> **WORK REQUIRED**: Gather every line holding the string "image".

— START OF RECORDS PROVIDED —

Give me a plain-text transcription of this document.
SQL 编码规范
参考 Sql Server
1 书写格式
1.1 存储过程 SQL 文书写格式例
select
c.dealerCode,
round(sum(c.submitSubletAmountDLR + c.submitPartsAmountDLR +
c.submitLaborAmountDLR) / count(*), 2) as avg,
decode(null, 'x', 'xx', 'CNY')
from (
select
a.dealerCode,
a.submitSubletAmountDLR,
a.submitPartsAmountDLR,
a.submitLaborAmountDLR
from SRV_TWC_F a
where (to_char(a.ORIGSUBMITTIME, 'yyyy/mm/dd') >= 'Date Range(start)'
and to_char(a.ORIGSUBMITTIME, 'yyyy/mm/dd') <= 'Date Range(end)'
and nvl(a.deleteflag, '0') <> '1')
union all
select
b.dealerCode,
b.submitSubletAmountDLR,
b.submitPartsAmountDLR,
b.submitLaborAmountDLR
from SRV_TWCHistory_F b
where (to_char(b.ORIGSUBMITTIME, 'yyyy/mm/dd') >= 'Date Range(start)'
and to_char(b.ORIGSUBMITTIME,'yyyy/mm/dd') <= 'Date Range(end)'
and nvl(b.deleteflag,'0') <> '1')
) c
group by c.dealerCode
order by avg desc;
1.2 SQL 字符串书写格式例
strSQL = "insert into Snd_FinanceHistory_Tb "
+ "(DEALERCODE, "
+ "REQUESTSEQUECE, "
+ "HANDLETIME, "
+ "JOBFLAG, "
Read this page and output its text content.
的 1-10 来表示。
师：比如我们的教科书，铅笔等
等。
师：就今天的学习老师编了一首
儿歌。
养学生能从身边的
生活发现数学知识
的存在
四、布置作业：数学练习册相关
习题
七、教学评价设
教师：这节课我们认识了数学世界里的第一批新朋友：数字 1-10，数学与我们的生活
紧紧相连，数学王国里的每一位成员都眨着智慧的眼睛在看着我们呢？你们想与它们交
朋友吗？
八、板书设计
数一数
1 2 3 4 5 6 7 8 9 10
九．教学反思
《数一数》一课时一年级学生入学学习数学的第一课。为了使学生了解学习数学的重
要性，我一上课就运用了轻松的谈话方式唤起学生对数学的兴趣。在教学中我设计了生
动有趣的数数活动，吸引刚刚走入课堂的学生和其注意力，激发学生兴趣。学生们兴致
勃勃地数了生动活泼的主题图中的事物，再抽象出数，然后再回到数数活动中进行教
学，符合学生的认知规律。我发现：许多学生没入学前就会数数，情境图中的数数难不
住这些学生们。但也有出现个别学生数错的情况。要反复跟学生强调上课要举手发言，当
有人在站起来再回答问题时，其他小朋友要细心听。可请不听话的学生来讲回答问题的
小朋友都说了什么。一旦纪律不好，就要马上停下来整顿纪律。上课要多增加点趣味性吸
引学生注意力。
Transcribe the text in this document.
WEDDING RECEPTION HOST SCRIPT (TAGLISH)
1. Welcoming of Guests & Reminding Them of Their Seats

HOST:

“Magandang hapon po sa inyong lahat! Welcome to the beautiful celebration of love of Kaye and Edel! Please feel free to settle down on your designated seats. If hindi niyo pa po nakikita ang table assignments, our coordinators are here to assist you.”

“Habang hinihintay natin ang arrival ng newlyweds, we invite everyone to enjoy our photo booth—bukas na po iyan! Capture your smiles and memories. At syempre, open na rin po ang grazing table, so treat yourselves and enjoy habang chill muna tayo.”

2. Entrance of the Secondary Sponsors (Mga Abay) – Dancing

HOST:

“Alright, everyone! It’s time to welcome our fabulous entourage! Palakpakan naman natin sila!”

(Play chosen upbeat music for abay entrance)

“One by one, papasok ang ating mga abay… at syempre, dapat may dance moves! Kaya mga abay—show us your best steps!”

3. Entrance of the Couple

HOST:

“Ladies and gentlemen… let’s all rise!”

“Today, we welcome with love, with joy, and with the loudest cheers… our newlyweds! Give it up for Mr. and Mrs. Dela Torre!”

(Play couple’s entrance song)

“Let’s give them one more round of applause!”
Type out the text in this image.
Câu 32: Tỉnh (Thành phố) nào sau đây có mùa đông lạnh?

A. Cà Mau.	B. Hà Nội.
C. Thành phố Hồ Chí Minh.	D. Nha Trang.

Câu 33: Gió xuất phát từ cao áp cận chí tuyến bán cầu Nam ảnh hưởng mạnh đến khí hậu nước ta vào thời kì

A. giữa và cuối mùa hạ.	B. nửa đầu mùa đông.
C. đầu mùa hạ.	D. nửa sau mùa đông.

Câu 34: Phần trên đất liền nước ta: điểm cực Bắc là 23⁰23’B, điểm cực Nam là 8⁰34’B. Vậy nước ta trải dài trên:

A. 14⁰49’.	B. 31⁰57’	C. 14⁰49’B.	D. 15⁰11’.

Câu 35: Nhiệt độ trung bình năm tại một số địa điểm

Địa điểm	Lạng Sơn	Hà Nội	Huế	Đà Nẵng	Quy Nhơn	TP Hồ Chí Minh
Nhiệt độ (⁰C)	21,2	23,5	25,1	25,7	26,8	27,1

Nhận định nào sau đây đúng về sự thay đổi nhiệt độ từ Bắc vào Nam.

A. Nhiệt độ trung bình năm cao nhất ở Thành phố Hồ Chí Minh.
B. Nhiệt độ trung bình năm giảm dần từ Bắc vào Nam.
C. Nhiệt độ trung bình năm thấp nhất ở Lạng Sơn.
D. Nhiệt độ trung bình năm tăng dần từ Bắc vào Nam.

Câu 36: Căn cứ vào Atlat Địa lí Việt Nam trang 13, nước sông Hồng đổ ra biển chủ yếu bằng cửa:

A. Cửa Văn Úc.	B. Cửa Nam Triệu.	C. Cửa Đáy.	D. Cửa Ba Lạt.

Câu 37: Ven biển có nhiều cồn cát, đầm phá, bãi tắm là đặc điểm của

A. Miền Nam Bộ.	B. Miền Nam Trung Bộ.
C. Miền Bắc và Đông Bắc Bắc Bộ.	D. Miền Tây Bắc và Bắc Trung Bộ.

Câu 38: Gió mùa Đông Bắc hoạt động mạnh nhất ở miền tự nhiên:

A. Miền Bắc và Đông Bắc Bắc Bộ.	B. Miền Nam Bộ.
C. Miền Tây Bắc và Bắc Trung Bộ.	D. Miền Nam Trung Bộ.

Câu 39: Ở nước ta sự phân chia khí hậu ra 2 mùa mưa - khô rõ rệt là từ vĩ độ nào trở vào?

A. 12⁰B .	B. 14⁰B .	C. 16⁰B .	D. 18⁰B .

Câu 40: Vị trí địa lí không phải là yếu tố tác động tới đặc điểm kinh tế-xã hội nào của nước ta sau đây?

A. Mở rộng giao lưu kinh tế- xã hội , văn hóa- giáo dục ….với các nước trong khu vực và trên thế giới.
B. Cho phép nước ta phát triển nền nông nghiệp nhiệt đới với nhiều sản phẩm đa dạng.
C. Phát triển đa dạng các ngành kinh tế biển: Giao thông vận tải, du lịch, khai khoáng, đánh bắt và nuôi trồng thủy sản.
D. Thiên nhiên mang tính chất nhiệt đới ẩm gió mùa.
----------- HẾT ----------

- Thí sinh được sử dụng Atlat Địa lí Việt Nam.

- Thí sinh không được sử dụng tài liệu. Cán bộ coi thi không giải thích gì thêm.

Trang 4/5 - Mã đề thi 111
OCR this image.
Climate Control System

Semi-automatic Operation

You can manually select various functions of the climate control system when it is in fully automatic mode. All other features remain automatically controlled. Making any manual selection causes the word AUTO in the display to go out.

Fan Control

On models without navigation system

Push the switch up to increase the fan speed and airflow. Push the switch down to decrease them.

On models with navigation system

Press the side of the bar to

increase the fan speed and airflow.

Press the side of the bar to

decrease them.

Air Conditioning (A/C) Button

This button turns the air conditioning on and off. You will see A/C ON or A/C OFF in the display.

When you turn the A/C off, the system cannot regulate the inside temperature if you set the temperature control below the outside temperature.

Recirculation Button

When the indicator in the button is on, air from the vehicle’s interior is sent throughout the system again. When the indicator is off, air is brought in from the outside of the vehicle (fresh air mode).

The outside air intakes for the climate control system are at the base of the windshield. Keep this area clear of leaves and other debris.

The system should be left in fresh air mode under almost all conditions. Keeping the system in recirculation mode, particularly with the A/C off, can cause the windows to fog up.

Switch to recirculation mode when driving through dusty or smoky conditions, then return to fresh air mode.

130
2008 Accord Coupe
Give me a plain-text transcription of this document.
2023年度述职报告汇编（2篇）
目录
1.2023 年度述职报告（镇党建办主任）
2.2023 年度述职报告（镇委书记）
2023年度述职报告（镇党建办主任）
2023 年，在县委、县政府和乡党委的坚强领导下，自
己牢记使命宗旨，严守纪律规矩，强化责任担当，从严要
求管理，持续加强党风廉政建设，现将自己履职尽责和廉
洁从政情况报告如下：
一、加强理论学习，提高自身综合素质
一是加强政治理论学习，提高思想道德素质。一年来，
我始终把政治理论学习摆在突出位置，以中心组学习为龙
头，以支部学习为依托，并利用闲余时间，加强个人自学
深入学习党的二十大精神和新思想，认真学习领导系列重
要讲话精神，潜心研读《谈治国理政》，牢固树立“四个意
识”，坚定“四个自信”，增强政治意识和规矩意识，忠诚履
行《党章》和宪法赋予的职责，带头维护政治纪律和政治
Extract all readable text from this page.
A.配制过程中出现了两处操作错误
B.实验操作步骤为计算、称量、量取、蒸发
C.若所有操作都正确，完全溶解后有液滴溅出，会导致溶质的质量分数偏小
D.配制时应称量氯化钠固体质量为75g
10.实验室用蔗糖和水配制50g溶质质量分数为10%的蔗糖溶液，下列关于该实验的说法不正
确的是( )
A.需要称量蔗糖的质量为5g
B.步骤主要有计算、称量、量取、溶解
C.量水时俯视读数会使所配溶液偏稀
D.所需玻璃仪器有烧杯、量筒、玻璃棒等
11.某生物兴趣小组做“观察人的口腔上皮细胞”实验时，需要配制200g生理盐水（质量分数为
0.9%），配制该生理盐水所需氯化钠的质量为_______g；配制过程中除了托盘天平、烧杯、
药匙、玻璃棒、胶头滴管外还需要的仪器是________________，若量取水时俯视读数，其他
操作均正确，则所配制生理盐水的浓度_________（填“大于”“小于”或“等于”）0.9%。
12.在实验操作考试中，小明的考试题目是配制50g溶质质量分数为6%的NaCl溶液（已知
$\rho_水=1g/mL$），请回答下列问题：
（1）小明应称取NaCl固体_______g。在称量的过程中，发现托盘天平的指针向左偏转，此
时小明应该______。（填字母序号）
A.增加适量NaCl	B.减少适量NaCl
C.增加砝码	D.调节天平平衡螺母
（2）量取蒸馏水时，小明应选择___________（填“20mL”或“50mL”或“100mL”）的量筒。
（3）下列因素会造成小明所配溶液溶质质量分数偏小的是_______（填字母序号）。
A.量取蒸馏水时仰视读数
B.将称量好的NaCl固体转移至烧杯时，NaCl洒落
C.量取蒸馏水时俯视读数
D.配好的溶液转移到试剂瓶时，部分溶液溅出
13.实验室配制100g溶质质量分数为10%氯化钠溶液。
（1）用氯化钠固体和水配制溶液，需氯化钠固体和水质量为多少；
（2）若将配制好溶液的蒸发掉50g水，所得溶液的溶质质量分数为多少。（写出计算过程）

— END OF RECORDS PROVIDED —

> **TASK ANSWER**:
Type out the text in this image.
OCR this image.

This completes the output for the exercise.